Jon Vega

Personal information
- Full name: Jon Vega Villasante
- Date of birth: 8 June 1994 (age 30)
- Place of birth: Miranda de Ebro, Spain
- Height: 1.79 m (5 ft 10+1⁄2 in)
- Position(s): Centre back

Team information
- Current team: Calahorra

Youth career
- Mirandés

Senior career*
- Years: Team / Apps / (Gls)
- 2012–2015: Mirandés B
- 2013: Mirandés / 0 / (0)
- 2015–2016: Coruxo / 12 / (0)
- 2016–2017: Leioa / 12 / (0)
- 2017–2019: Conquense / 70 / (2)
- 2019–2020: Leioa / 7 / (0)
- 2020–2022: Arenas Getxo / 38 / (0)
- 2022–2023: Gernika / 29 / (1)
- 2023–2024: Cerdanyola / 32 / (1)
- 2024–: Calahorra / 0 / (0)

= Jon Vega =

Spanish footballer

Jon Vega Villasante (born 8 June 1994) is a Spanish footballer who plays as a centre back for CD Calahorra.

==Football career==
Born in Miranda de Ebro, Province of Burgos, Vega played youth football with local CD Mirandés, and made his senior debuts with the reserves in the 2012–13 season. On 12 September 2013 he made his professional debut, starting in a 1–1 away loss against CD Lugo for the season's Copa del Rey (3–4 on penalties).

On 11 July 2015 Vega moved to Coruxo FC in Segunda División B.

[Page segmentation data]

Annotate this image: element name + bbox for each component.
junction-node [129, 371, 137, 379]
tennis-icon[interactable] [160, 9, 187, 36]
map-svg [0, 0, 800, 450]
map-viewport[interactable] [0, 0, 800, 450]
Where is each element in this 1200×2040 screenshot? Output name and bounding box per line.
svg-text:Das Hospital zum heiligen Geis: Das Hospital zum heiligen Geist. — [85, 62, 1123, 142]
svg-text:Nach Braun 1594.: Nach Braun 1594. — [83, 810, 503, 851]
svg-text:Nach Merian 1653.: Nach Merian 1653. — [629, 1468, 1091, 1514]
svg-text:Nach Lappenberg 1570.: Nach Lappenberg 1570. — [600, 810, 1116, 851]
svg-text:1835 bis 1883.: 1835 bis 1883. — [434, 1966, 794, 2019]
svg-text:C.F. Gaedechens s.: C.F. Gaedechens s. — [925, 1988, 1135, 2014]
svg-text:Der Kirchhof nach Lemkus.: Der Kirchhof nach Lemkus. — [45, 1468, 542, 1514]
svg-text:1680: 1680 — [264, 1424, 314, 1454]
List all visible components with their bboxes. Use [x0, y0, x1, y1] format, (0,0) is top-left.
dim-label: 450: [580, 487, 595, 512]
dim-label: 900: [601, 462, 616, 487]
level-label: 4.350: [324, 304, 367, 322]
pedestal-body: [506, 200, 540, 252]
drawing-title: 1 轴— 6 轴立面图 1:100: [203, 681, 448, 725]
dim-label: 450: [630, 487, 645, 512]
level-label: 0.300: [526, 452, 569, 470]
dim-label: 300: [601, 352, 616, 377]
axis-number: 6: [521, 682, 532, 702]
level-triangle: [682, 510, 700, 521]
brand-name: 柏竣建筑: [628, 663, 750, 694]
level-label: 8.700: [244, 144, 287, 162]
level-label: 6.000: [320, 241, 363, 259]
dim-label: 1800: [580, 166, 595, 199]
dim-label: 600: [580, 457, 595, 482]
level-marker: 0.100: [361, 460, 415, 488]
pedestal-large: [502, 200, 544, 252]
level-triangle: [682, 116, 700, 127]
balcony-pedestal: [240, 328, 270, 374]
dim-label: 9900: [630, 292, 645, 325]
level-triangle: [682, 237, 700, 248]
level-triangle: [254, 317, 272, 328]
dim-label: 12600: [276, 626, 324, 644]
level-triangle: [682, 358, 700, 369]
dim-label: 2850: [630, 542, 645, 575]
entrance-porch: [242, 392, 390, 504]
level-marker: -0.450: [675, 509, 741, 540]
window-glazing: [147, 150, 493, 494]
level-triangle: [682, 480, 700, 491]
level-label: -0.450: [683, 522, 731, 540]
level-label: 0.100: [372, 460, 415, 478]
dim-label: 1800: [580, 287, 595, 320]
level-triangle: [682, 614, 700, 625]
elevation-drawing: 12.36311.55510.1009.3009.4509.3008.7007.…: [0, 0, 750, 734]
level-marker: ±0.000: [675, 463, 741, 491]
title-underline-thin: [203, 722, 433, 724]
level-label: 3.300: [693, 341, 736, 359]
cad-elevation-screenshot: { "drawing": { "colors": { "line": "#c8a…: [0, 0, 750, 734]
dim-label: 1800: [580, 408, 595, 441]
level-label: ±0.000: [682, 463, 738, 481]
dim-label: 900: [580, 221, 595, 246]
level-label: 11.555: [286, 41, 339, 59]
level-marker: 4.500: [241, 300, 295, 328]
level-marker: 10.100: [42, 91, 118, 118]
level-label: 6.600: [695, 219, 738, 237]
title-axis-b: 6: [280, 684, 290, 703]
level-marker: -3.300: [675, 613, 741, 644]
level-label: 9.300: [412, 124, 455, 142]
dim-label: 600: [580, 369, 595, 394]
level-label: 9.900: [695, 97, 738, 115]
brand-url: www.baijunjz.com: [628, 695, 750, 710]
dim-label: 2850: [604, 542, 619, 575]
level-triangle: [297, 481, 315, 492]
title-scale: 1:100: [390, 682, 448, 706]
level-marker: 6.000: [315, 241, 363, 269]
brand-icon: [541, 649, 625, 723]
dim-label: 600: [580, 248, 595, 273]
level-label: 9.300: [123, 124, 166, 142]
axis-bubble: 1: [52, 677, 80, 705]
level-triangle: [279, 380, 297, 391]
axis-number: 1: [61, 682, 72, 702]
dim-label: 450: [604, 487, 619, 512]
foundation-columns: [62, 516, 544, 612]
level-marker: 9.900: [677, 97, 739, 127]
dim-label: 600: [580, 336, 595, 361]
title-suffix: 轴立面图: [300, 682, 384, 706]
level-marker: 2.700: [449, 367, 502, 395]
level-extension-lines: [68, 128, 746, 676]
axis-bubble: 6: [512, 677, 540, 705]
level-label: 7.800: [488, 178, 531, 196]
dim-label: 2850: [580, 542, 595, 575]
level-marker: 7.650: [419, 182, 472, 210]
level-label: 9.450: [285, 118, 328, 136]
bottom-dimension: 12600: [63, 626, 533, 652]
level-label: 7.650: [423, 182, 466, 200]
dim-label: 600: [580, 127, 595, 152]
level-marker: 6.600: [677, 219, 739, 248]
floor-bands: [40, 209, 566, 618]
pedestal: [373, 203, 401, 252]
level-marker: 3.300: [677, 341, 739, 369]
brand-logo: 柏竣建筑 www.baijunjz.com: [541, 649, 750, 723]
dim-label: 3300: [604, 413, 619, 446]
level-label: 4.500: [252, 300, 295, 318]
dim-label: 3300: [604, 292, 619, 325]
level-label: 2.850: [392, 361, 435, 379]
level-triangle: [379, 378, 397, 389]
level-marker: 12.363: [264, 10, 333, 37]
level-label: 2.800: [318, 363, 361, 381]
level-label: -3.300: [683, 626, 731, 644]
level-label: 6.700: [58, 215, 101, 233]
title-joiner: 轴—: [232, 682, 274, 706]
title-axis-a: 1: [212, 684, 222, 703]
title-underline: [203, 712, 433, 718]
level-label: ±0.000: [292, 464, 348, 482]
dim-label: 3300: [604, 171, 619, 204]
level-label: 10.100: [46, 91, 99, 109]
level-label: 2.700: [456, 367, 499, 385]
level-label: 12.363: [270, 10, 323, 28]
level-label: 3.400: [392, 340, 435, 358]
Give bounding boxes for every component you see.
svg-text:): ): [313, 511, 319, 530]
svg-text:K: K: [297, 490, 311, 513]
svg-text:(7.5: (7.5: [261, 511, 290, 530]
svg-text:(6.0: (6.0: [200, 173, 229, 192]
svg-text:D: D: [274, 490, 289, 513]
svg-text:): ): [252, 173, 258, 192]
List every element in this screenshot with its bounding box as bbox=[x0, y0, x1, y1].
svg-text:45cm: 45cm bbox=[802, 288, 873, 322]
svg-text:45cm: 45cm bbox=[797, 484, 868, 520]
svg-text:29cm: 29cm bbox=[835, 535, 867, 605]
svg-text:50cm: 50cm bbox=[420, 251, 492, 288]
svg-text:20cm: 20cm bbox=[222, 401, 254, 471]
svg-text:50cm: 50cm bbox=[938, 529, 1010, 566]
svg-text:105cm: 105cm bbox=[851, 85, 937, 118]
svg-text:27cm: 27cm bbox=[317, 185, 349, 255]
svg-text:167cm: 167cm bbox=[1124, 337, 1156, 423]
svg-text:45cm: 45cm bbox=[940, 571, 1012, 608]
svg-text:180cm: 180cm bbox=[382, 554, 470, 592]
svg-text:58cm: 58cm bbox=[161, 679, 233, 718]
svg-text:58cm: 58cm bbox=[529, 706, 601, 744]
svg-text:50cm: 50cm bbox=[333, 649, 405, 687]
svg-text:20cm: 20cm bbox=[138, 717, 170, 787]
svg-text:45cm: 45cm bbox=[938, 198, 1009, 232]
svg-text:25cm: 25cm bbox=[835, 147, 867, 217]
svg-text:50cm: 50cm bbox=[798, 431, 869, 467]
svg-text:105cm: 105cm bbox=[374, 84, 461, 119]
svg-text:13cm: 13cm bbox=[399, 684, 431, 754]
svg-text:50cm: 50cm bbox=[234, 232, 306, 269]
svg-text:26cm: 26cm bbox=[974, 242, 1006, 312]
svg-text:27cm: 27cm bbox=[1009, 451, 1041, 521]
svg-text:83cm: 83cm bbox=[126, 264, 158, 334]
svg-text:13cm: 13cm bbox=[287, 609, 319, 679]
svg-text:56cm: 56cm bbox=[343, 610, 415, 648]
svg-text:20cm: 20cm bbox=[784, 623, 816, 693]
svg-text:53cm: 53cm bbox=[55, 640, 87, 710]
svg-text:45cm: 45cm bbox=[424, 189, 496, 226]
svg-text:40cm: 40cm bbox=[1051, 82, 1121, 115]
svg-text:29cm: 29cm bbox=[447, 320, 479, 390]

Instructions for the task
Answer these questions from the text about Jon Vega:
1. How many appearances did he make for Conquense?
2. Which club was his opponent in his professional debut?
3. On what date did he move to Coruxo FC?

Your response
1. 70
2. CD Lugo
3. 11 July 2015